#### DATASET ROWS ####

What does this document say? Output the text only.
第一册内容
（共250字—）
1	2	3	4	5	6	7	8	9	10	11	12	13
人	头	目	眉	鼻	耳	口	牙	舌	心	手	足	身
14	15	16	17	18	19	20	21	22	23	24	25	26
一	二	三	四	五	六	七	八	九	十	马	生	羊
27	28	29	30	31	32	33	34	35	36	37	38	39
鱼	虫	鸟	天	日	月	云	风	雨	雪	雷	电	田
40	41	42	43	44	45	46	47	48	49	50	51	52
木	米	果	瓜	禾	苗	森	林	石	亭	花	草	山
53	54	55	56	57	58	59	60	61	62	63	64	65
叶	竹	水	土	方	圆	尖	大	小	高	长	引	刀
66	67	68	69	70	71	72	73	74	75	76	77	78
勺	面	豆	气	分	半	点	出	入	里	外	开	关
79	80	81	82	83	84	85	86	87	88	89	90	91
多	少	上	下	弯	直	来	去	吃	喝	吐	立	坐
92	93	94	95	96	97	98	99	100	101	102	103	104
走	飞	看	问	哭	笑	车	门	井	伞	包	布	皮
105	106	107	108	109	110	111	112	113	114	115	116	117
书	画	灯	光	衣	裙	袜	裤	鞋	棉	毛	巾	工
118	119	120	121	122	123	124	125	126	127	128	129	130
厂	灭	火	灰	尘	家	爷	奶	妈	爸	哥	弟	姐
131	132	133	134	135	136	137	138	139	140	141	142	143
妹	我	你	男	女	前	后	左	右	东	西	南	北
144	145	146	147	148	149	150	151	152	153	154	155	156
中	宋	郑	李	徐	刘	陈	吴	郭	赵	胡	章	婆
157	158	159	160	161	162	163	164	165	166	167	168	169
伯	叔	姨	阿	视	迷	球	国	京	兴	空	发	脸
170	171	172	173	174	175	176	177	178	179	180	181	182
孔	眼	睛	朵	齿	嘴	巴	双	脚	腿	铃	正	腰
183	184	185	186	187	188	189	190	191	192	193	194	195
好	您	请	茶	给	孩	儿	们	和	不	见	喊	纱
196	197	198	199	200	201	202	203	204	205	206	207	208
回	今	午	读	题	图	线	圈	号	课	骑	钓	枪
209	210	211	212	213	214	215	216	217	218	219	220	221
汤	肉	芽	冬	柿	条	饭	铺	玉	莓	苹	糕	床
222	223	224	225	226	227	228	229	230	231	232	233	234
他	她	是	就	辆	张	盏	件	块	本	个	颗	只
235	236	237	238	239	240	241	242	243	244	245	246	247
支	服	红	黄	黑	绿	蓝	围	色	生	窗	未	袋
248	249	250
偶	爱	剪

####

- SET PROBLEM
The records above should be duplicated in full, exactly as given.

- REPLY
What does this document say? Output the text only.
第一册内容
（共250字—）
1	2	3	4	5	6	7	8	9	10	11	12	13
人	头	目	眉	鼻	耳	口	牙	舌	心	手	足	身
14	15	16	17	18	19	20	21	22	23	24	25	26
一	二	三	四	五	六	七	八	九	十	马	生	羊
27	28	29	30	31	32	33	34	35	36	37	38	39
鱼	虫	鸟	天	日	月	云	风	雨	雪	雷	电	田
40	41	42	43	44	45	46	47	48	49	50	51	52
木	米	果	瓜	禾	苗	森	林	石	亭	花	草	山
53	54	55	56	57	58	59	60	61	62	63	64	65
叶	竹	水	土	方	圆	尖	大	小	高	长	引	刀
66	67	68	69	70	71	72	73	74	75	76	77	78
勺	面	豆	气	分	半	点	出	入	里	外	开	关
79	80	81	82	83	84	85	86	87	88	89	90	91
多	少	上	下	弯	直	来	去	吃	喝	吐	立	坐
92	93	94	95	96	97	98	99	100	101	102	103	104
走	飞	看	问	哭	笑	车	门	井	伞	包	布	皮
105	106	107	108	109	110	111	112	113	114	115	116	117
书	画	灯	光	衣	裙	袜	裤	鞋	棉	毛	巾	工
118	119	120	121	122	123	124	125	126	127	128	129	130
厂	灭	火	灰	尘	家	爷	奶	妈	爸	哥	弟	姐
131	132	133	134	135	136	137	138	139	140	141	142	143
妹	我	你	男	女	前	后	左	右	东	西	南	北
144	145	146	147	148	149	150	151	152	153	154	155	156
中	宋	郑	李	徐	刘	陈	吴	郭	赵	胡	章	婆
157	158	159	160	161	162	163	164	165	166	167	168	169
伯	叔	姨	阿	视	迷	球	国	京	兴	空	发	脸
170	171	172	173	174	175	176	177	178	179	180	181	182
孔	眼	睛	朵	齿	嘴	巴	双	脚	腿	铃	正	腰
183	184	185	186	187	188	189	190	191	192	193	194	195
好	您	请	茶	给	孩	儿	们	和	不	见	喊	纱
196	197	198	199	200	201	202	203	204	205	206	207	208
回	今	午	读	题	图	线	圈	号	课	骑	钓	枪
209	210	211	212	213	214	215	216	217	218	219	220	221
汤	肉	芽	冬	柿	条	饭	铺	玉	莓	苹	糕	床
222	223	224	225	226	227	228	229	230	231	232	233	234
他	她	是	就	辆	张	盏	件	块	本	个	颗	只
235	236	237	238	239	240	241	242	243	244	245	246	247
支	服	红	黄	黑	绿	蓝	围	色	生	窗	未	袋
248	249	250
偶	爱	剪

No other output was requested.